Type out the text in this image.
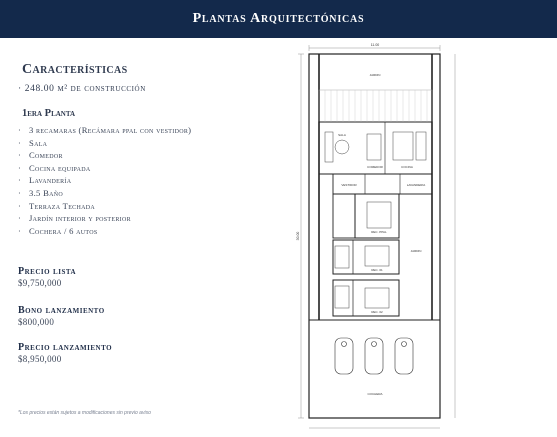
Plantas Arquitectónicas
Características
· 248.00 m² de construcción
1era Planta
· 3 recamaras (Recámara ppal con vestidor)
· Sala
· Comedor
· Cocina equipada
· Lavandería
· 3.5 Baño
· Terraza Techada
· Jardín interior y posterior
· Cochera / 6 autos
Precio lista
$9,750,000
Bono lanzamiento
$800,000
Precio lanzamiento
$8,950,000
*Los precios están sujetos a modificaciones sin previo aviso
11.00
30.00
JARDIN
SALA
COMEDOR	COCINA
VESTIDOR	LAVANDERIA
REC. PPAL
JARDIN
REC. 01
REC. 02
COCHERA
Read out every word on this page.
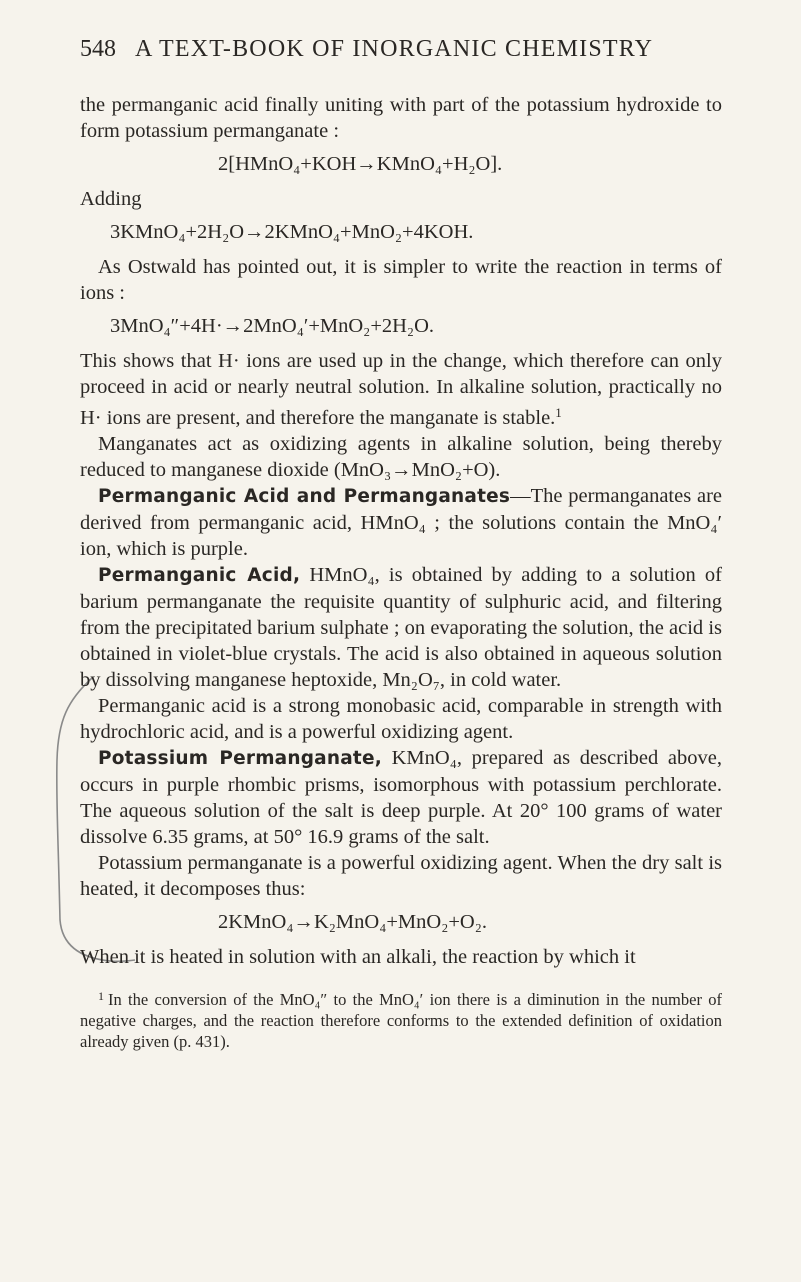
548 A TEXT-BOOK OF INORGANIC CHEMISTRY

the permanganic acid finally uniting with part of the potassium hydroxide to form potassium permanganate :

2[HMnO₄+KOH→KMnO₄+H₂O].

Adding

3KMnO₄+2H₂O→2KMnO₄+MnO₂+4KOH.

As Ostwald has pointed out, it is simpler to write the reaction in terms of ions :

3MnO₄″+4H·→2MnO₄′+MnO₂+2H₂O.

This shows that H· ions are used up in the change, which therefore can only proceed in acid or nearly neutral solution. In alkaline solution, practically no H· ions are present, and therefore the manganate is stable.$^1$

Manganates act as oxidizing agents in alkaline solution, being thereby reduced to manganese dioxide (MnO₃→MnO₂+O).

Permanganic Acid and Permanganates—The permanganates are derived from permanganic acid, HMnO₄ ; the solutions contain the MnO₄′ ion, which is purple.

Permanganic Acid, HMnO₄, is obtained by adding to a solution of barium permanganate the requisite quantity of sulphuric acid, and filtering from the precipitated barium sulphate ; on evaporating the solution, the acid is obtained in violet-blue crystals. The acid is also obtained in aqueous solution by dissolving manganese heptoxide, Mn₂O₇, in cold water.

Permanganic acid is a strong monobasic acid, comparable in strength with hydrochloric acid, and is a powerful oxidizing agent.

Potassium Permanganate, KMnO₄, prepared as described above, occurs in purple rhombic prisms, isomorphous with potassium perchlorate. The aqueous solution of the salt is deep purple. At 20° 100 grams of water dissolve 6.35 grams, at 50° 16.9 grams of the salt.

Potassium permanganate is a powerful oxidizing agent. When the dry salt is heated, it decomposes thus:

2KMnO₄→K₂MnO₄+MnO₂+O₂.

When it is heated in solution with an alkali, the reaction by which it

$^1$ In the conversion of the MnO₄″ to the MnO₄′ ion there is a diminution in the number of negative charges, and the reaction therefore conforms to the extended definition of oxidation already given (p. 431).
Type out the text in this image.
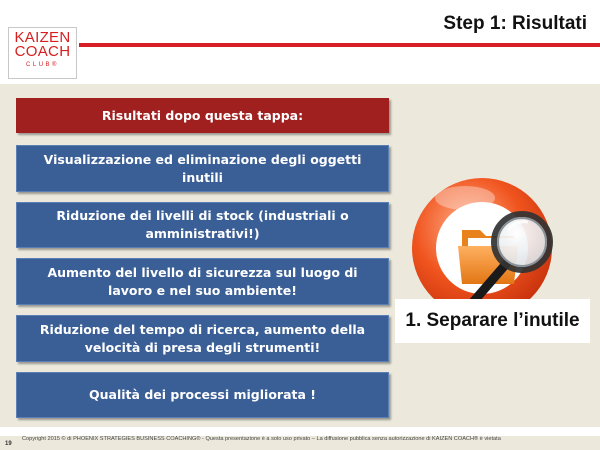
KAIZEN
COACH
CLUB®
Step 1: Risultati
Risultati dopo questa tappa:
Visualizzazione ed eliminazione degli oggetti inutili
Riduzione dei livelli di stock (industriali o amministrativi!)
Aumento del livello di sicurezza sul luogo di lavoro e nel suo ambiente!
Riduzione del tempo di ricerca, aumento della velocità di presa degli strumenti!
Qualità dei processi migliorata !
1. Separare l’inutile
Copyright 2015 © di PHOENIX STRATEGIES BUSINESS COACHING® - Questa presentazione è a solo uso privato – La diffusione pubblica senza autorizzazione di KAIZEN COACH® è vietata
19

******

> _WHAT IS REQUIRED_
In the material above, show every line where the word "KAIZEN" turns up.

> _TASK OUTPUT_
KAIZEN
Copyright 2015 © di PHOENIX STRATEGIES BUSINESS COACHING® - Questa presentazione è a solo uso privato – La diffusione pubblica senza autorizzazione di KAIZEN COACH® è vietata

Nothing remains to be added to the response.